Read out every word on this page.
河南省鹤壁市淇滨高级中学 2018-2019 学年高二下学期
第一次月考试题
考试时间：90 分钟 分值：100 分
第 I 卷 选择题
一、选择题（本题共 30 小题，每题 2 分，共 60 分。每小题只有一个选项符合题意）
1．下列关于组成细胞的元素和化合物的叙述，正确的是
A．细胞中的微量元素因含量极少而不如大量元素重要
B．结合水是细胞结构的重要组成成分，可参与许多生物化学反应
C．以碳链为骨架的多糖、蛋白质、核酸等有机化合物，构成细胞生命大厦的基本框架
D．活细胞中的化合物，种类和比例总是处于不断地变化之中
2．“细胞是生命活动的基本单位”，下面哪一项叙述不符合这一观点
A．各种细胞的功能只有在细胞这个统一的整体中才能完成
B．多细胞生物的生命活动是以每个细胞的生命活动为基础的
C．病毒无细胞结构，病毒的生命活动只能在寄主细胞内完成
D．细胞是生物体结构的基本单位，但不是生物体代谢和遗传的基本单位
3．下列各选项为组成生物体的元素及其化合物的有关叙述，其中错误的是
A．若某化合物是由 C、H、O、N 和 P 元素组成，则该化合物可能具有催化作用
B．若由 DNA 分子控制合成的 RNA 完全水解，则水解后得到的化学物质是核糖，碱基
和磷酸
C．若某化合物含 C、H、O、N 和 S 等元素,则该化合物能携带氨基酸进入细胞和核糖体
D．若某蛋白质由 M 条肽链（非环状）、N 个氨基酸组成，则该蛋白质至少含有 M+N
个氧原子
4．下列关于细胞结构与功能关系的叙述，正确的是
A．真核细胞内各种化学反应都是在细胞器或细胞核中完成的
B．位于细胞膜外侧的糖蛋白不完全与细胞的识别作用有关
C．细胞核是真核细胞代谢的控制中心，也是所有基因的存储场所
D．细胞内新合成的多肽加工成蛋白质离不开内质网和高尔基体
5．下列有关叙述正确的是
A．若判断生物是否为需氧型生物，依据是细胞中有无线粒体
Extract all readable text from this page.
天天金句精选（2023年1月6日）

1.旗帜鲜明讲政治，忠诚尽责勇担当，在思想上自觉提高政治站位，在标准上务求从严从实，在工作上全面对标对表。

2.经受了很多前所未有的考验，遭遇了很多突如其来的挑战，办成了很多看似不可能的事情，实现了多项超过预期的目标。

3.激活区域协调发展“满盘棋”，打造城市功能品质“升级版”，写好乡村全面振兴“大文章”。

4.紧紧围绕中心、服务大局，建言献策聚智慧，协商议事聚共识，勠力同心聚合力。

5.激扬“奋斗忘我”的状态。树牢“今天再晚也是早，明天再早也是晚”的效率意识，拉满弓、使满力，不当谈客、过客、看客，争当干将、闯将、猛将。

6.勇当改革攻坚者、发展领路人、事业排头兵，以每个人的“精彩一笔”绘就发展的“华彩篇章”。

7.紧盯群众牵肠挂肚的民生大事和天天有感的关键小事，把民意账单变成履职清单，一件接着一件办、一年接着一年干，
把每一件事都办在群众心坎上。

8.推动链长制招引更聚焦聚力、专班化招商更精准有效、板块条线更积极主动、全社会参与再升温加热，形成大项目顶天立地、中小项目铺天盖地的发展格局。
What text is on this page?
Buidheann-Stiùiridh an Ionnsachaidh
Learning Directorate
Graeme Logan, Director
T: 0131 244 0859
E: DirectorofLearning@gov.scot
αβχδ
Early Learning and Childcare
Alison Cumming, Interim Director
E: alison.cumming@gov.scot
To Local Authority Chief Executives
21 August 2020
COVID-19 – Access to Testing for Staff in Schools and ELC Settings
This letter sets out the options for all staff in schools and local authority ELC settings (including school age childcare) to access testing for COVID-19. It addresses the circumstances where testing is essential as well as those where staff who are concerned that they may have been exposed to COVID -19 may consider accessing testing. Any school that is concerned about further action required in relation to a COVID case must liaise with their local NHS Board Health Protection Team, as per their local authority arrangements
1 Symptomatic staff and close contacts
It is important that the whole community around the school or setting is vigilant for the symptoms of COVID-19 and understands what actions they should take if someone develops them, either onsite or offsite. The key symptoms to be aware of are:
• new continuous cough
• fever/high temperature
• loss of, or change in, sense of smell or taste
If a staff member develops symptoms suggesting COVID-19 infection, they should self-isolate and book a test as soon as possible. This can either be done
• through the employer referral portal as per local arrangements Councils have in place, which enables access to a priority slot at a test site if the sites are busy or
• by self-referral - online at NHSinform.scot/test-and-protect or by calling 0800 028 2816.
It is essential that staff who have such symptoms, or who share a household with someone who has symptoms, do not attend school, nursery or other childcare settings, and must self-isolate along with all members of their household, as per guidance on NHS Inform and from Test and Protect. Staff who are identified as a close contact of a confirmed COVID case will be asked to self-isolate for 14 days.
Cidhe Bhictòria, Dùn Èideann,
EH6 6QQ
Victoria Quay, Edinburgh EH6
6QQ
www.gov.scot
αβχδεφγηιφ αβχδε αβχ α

▸ **PROBLEM REQUIREMENTS**: Take every line from the data above that holds "self" and copy it out.

▸ **ANSWER FOR THIS EXERCISE**:
If a staff member develops symptoms suggesting COVID-19 infection, they should self-isolate and book a test as soon as possible. This can either be done
• by self-referral - online at NHSinform.scot/test-and-protect or by calling 0800 028 2816.
It is essential that staff who have such symptoms, or who share a household with someone who has symptoms, do not attend school, nursery or other childcare settings, and must self-isolate along with all members of their household, as per guidance on NHS Inform and from Test and Protect. Staff who are identified as a close contact of a confirmed COVID case will be asked to self-isolate for 14 days.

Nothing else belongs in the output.